§ **Coordinate annotation records**:
◇ ◇ ◇ ◇ ◇

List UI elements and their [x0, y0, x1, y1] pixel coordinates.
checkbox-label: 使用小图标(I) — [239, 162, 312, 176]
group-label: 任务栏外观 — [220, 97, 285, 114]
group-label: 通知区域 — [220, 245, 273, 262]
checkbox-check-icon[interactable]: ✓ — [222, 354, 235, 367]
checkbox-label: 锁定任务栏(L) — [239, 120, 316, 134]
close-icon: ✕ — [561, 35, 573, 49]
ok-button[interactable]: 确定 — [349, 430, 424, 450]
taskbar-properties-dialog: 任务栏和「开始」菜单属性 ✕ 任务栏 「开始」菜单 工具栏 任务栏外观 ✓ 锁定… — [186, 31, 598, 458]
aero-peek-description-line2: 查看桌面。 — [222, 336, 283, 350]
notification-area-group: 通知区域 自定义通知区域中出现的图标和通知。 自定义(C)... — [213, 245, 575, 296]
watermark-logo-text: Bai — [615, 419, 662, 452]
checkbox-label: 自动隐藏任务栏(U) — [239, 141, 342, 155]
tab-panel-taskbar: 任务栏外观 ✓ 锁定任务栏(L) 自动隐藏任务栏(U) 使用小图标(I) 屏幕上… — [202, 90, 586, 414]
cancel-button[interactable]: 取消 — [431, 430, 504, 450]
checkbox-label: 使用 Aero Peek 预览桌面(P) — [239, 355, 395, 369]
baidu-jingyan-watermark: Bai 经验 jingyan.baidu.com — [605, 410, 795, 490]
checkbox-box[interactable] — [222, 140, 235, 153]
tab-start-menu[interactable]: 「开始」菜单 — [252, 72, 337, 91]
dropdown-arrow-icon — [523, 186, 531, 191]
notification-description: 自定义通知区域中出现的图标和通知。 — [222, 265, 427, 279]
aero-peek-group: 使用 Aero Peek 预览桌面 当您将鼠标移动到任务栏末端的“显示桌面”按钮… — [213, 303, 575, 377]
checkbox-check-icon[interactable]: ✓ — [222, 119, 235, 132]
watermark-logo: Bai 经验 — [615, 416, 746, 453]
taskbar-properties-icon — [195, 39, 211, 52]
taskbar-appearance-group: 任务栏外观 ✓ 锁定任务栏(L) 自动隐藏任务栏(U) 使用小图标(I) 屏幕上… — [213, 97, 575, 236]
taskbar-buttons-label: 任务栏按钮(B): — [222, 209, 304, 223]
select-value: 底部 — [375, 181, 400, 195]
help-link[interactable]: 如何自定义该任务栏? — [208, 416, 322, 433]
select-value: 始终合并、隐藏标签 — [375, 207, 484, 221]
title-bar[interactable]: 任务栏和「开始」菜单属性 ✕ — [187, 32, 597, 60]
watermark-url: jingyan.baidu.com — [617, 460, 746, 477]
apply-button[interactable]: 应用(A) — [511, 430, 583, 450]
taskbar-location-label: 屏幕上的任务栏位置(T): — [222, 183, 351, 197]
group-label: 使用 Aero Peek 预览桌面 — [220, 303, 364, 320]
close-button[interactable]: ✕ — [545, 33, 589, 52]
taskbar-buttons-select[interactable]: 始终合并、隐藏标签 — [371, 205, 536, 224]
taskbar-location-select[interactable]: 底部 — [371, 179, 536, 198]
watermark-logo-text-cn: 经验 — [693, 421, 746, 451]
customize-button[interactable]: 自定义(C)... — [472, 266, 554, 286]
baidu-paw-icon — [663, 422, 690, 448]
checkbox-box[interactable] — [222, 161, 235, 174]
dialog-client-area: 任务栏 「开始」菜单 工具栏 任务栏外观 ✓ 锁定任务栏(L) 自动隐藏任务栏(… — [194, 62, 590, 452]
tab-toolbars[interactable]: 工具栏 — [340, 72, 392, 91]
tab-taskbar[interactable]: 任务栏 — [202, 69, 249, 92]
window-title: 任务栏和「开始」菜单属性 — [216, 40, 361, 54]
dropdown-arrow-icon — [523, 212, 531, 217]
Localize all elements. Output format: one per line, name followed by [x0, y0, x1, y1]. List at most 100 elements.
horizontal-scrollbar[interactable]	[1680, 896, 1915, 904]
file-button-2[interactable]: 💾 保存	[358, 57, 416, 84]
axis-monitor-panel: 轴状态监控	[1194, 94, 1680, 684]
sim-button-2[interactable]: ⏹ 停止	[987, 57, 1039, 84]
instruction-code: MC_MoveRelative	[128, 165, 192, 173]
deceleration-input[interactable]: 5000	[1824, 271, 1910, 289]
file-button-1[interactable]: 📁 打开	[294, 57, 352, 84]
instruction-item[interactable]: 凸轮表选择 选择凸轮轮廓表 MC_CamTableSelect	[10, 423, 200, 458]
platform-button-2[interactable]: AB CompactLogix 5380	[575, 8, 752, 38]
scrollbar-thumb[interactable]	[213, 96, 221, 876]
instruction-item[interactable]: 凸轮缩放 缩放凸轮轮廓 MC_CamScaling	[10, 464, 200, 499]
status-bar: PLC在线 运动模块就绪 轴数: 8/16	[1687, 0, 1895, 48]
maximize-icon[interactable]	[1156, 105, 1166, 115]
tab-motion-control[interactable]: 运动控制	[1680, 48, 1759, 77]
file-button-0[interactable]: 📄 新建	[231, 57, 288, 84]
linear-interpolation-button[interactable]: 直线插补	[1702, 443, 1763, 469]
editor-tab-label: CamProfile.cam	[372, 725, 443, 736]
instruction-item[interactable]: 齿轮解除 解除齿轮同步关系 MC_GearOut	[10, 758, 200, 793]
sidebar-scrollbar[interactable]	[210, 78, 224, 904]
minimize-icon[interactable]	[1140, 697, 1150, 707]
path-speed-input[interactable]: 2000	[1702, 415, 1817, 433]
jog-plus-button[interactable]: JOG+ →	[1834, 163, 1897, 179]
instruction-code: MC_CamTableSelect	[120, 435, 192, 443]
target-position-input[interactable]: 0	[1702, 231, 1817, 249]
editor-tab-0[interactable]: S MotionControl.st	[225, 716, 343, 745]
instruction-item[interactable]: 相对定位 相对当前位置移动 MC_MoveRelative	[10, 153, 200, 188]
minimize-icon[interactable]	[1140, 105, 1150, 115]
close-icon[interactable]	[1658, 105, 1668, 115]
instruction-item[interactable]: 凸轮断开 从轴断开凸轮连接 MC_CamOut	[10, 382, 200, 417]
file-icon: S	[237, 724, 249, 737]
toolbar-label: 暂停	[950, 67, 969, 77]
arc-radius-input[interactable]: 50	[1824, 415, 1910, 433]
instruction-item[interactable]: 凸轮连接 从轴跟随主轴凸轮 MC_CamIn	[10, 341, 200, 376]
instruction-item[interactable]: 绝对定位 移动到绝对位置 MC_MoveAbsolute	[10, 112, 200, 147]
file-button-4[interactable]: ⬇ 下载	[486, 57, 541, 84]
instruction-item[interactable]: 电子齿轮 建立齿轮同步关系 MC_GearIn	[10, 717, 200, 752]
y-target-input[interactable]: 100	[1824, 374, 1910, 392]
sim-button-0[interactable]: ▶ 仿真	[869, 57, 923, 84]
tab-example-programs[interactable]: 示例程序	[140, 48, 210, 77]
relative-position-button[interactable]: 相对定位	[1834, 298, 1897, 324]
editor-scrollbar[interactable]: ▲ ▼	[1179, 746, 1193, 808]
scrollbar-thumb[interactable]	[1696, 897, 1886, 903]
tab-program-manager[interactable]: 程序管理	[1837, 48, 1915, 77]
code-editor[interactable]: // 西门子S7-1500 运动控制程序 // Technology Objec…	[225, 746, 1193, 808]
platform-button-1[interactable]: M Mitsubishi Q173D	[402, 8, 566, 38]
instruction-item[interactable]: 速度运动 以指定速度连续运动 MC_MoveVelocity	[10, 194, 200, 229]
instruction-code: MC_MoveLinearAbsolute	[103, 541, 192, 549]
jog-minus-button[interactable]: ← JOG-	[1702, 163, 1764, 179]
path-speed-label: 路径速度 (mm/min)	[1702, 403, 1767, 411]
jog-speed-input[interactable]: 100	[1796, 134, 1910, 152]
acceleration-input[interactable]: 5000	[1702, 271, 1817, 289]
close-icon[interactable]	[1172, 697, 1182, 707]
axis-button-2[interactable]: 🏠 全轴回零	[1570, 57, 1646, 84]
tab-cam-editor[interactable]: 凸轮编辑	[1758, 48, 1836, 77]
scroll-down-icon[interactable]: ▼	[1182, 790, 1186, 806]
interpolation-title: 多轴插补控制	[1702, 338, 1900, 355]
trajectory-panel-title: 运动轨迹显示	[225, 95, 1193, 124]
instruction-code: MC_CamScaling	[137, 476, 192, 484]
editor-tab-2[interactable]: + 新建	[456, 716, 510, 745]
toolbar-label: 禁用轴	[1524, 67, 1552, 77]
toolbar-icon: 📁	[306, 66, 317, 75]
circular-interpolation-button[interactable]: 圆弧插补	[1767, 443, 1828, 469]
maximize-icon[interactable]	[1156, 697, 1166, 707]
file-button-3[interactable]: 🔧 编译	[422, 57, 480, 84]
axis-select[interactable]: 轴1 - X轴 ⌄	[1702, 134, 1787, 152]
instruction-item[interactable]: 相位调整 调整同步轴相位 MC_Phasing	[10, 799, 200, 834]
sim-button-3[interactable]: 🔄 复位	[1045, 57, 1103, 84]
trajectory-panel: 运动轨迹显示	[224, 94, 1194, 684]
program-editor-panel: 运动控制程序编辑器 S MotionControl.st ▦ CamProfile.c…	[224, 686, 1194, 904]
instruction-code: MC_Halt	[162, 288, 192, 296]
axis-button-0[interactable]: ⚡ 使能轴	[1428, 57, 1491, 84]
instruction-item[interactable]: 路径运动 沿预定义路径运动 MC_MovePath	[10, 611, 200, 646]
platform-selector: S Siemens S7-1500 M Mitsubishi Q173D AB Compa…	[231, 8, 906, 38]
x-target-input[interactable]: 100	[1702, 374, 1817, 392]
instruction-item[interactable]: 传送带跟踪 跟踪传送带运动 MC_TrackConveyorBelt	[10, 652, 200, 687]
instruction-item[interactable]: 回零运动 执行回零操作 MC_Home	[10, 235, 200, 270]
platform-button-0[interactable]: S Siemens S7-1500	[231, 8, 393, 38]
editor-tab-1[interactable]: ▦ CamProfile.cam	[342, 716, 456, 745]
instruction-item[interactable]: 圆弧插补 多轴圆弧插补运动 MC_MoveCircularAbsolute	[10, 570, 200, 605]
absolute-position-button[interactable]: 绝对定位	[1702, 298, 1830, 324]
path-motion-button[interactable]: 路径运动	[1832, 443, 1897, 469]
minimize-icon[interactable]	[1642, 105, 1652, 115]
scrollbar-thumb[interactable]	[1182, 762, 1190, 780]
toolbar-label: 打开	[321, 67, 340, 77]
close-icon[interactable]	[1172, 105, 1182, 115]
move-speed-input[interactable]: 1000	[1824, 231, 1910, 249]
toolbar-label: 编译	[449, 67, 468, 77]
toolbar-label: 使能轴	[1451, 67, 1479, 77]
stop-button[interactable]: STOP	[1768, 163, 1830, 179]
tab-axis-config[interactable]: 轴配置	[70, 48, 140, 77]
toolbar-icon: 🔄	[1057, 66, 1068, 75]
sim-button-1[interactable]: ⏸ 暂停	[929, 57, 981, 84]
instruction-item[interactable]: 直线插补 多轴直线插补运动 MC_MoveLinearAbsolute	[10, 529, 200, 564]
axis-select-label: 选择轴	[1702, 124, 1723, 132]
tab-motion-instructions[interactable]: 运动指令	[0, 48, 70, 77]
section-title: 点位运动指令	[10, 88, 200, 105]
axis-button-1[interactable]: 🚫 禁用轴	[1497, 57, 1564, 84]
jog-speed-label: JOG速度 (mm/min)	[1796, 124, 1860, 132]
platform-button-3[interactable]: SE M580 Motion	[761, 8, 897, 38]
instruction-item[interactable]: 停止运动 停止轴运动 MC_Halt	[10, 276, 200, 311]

◇ ◇ ◇ ◇ ◇

§ **THE REQUEST**: Repeat the lines of the data from the start through the line containing "checkbox-check-icon[interactable]: ✓ — [222, 354, 235, 367]", including that line.

§ **EXERCISE ANSWER**:
List UI elements and their [x0, y0, x1, y1] pixel coordinates.
checkbox-label: 使用小图标(I) — [239, 162, 312, 176]
group-label: 任务栏外观 — [220, 97, 285, 114]
group-label: 通知区域 — [220, 245, 273, 262]
checkbox-check-icon[interactable]: ✓ — [222, 354, 235, 367]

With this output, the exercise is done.